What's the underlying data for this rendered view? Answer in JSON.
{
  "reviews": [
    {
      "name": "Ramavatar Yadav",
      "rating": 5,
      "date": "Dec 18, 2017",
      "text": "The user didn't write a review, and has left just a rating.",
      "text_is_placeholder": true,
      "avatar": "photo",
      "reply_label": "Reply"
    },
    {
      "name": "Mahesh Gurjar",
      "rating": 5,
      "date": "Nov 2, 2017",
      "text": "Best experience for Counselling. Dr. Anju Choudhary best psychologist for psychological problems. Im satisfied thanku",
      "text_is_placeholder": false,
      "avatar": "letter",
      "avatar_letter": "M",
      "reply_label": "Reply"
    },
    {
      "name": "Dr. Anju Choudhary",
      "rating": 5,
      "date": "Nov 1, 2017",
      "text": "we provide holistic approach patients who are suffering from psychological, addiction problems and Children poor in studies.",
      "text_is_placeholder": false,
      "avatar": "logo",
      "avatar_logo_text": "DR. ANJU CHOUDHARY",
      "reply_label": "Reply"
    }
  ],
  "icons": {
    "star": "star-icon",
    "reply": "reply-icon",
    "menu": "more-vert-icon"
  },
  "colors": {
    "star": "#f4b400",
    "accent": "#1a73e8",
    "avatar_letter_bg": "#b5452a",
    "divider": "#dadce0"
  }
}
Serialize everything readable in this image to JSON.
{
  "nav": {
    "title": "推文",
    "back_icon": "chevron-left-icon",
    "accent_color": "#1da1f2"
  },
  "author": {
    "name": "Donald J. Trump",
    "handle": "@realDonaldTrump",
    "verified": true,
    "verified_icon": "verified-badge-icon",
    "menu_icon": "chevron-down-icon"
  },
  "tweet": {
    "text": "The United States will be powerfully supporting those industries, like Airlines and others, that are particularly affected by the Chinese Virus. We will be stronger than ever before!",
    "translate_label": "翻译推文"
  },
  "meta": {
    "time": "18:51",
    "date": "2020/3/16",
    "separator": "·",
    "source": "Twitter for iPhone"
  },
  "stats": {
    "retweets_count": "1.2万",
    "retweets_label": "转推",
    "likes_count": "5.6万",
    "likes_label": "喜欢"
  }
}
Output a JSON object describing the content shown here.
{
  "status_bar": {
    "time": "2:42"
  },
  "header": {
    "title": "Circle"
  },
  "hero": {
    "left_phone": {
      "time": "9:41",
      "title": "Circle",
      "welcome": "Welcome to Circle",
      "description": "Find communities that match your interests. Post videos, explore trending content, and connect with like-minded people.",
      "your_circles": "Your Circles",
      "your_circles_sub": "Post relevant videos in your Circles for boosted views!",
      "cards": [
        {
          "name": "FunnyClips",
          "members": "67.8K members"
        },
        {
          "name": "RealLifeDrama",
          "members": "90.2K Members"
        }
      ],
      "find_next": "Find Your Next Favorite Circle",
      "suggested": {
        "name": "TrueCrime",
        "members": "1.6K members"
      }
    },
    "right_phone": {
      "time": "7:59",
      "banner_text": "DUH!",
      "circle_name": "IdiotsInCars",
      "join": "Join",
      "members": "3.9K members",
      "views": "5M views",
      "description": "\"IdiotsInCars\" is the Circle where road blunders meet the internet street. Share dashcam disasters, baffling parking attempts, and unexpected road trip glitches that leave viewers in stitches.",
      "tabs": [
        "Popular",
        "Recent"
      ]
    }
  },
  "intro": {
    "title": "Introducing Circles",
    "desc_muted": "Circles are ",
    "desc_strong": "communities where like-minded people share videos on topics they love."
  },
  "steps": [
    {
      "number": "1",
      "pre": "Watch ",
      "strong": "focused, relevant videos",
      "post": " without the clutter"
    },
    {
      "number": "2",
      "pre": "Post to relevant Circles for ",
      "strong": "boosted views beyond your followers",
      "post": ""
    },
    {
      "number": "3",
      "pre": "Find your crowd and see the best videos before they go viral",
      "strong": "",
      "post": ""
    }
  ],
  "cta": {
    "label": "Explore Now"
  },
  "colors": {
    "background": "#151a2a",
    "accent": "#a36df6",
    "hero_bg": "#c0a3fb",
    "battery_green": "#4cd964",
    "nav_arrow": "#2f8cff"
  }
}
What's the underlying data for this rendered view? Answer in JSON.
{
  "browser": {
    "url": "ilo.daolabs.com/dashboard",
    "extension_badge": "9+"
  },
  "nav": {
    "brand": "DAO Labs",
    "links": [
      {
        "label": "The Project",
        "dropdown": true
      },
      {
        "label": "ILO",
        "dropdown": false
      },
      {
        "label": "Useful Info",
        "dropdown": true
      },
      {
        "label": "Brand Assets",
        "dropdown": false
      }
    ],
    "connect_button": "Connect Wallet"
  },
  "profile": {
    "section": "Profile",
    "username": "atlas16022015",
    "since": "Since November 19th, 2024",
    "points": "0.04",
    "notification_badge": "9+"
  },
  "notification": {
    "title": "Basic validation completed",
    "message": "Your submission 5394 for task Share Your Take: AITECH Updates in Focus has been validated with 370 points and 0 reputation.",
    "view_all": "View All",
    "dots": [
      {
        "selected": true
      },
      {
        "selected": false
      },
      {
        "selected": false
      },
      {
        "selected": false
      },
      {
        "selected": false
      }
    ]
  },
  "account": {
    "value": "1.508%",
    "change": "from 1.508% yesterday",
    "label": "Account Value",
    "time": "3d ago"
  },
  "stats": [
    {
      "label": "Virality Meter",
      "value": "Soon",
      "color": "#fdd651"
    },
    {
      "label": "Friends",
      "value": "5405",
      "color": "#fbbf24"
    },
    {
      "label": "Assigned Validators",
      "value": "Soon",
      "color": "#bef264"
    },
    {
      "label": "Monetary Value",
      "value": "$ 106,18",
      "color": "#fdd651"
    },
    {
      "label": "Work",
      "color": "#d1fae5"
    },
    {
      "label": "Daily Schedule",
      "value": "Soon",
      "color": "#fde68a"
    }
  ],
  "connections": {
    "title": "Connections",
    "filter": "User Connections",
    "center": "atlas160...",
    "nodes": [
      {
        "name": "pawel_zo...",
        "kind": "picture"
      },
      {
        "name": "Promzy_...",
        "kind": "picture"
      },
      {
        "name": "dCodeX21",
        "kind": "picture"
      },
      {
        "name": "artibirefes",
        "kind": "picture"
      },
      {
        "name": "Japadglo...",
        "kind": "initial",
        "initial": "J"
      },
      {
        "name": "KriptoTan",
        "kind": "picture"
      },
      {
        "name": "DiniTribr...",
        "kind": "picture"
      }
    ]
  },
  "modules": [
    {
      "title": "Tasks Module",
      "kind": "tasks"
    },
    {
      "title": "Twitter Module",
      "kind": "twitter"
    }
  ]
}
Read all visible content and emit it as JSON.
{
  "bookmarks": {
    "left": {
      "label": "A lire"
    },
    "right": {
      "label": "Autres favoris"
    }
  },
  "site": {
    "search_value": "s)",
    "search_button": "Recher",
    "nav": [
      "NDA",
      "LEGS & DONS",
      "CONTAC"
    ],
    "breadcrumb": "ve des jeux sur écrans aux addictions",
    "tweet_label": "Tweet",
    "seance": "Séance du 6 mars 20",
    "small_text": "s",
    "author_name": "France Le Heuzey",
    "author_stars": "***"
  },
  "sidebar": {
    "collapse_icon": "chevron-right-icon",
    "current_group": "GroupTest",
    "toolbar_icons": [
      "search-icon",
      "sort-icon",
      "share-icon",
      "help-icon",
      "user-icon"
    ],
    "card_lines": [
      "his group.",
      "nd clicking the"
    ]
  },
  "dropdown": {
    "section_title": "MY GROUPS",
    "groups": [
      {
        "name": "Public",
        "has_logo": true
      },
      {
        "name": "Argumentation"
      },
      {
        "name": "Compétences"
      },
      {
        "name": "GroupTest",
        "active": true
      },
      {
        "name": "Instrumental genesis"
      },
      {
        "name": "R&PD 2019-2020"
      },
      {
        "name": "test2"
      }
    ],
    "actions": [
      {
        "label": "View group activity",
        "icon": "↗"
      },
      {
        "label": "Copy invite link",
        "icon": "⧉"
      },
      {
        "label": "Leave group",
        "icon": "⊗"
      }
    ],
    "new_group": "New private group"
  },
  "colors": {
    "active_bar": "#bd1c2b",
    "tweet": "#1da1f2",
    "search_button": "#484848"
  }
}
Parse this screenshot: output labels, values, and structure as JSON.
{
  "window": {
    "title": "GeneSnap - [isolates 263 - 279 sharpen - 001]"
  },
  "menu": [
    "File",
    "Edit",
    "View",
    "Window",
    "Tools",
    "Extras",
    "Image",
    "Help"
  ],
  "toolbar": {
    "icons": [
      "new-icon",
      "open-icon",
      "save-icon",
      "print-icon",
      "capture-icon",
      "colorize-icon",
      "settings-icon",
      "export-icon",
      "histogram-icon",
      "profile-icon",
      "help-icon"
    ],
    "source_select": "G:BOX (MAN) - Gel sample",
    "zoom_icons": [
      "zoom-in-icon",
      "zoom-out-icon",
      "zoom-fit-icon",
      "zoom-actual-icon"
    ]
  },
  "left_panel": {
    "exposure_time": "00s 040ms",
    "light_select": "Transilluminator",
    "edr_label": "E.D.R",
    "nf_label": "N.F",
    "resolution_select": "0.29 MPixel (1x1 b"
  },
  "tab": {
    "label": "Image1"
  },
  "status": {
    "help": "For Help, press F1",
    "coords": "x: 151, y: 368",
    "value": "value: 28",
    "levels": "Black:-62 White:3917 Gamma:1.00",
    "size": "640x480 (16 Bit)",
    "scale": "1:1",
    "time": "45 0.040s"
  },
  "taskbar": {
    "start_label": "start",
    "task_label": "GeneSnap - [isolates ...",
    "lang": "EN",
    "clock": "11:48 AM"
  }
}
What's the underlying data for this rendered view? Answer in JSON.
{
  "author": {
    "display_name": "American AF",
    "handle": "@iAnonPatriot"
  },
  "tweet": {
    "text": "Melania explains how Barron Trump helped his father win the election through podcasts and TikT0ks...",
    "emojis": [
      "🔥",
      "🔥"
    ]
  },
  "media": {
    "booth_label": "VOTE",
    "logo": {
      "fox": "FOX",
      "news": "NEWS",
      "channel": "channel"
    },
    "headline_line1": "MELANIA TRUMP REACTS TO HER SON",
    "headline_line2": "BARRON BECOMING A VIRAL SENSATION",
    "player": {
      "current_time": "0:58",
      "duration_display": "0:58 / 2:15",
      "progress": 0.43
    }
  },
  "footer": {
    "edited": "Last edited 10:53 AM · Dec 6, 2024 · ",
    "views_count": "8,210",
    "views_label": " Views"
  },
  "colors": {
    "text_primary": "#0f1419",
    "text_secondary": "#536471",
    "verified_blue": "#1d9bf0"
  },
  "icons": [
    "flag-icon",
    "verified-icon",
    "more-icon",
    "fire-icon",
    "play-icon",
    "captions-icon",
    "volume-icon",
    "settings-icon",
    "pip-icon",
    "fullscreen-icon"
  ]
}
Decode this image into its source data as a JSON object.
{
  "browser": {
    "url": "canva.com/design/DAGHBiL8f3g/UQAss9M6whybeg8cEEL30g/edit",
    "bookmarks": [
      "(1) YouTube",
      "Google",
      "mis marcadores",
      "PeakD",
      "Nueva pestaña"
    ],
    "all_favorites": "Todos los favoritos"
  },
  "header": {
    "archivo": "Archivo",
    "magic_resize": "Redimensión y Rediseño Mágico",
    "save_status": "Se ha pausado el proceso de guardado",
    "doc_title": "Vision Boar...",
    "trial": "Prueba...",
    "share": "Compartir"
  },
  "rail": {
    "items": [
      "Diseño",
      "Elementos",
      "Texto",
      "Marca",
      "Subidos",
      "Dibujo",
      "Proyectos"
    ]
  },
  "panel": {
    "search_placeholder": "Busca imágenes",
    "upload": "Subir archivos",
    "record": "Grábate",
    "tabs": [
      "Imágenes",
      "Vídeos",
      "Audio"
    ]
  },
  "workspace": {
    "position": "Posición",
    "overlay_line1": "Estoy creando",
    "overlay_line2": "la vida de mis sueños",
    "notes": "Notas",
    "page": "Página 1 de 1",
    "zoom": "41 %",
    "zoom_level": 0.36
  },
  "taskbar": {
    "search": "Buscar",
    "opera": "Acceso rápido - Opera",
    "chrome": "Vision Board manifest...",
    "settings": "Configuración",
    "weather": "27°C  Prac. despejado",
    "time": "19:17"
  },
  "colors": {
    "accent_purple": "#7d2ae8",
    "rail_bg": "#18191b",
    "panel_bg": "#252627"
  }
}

» Work item: Report every line in the data above in which the word "that" appears.

» Task answer:
    "text": "The United States will be powerfully supporting those industries, like Airlines and others, that are particularly affected by the Chinese Virus. We will be stronger than ever before!",
      "description": "Find communities that match your interests. Post videos, explore trending content, and connect with like-minded people.",
      "description": "\"IdiotsInCars\" is the Circle where road blunders meet the internet street. Share dashcam disasters, baffling parking attempts, and unexpected road trip glitches that leave viewers in stitches.",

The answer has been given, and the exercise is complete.